Your task: Only a number is wanted: how many lines in these records contain the word "icon"?

## BEGIN

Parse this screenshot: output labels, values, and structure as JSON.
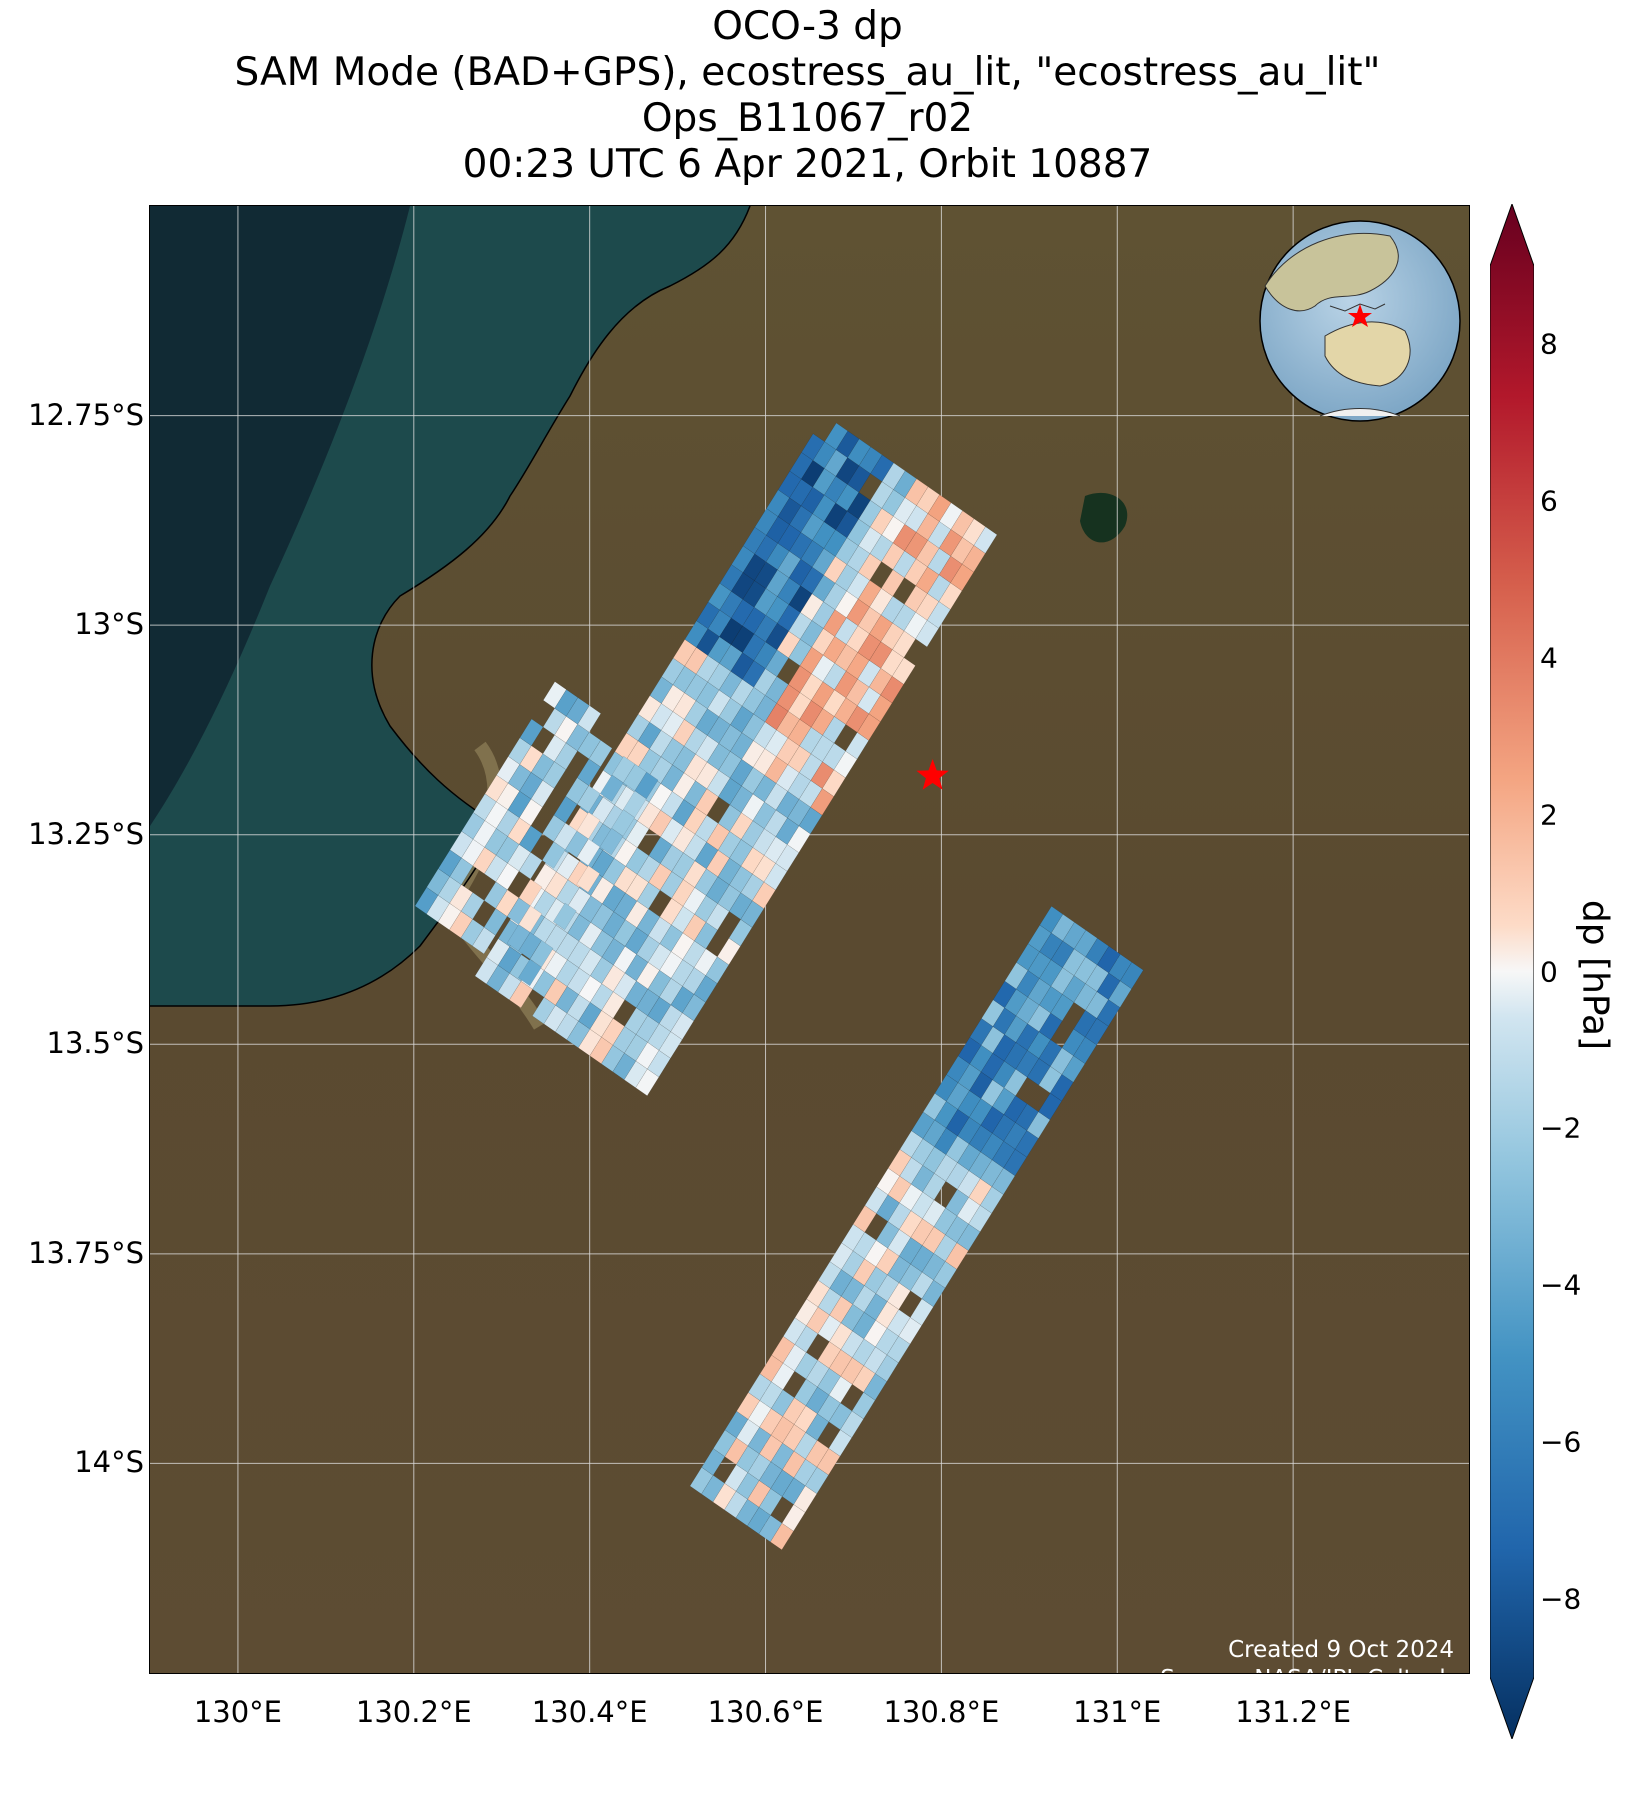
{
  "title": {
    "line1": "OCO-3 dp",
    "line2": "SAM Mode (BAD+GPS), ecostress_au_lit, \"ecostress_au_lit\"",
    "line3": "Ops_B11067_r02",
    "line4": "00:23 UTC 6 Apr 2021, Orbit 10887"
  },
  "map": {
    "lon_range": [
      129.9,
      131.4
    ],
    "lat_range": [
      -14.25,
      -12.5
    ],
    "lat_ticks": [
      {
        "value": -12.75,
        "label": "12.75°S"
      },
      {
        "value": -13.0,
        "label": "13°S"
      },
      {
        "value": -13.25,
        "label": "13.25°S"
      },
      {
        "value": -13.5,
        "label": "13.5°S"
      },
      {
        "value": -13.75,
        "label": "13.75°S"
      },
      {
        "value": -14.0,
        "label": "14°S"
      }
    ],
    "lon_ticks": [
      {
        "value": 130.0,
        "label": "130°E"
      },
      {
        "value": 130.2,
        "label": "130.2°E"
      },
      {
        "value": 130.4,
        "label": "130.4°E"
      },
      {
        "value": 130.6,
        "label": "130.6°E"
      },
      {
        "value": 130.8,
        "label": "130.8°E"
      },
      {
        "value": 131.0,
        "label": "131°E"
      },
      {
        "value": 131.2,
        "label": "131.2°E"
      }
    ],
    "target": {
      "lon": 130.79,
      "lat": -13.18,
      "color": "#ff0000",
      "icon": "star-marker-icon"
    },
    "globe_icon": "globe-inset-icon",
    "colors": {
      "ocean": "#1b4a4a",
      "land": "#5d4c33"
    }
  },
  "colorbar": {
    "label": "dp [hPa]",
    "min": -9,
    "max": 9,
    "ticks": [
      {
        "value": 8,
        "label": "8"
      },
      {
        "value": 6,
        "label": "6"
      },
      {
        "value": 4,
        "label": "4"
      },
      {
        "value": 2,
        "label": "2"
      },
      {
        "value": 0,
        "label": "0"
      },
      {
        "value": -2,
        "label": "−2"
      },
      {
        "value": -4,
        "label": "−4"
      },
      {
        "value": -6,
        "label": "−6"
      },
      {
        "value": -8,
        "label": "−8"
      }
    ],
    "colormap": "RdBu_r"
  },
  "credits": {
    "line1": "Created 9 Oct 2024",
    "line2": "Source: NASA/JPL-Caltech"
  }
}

## END

Answer below: 2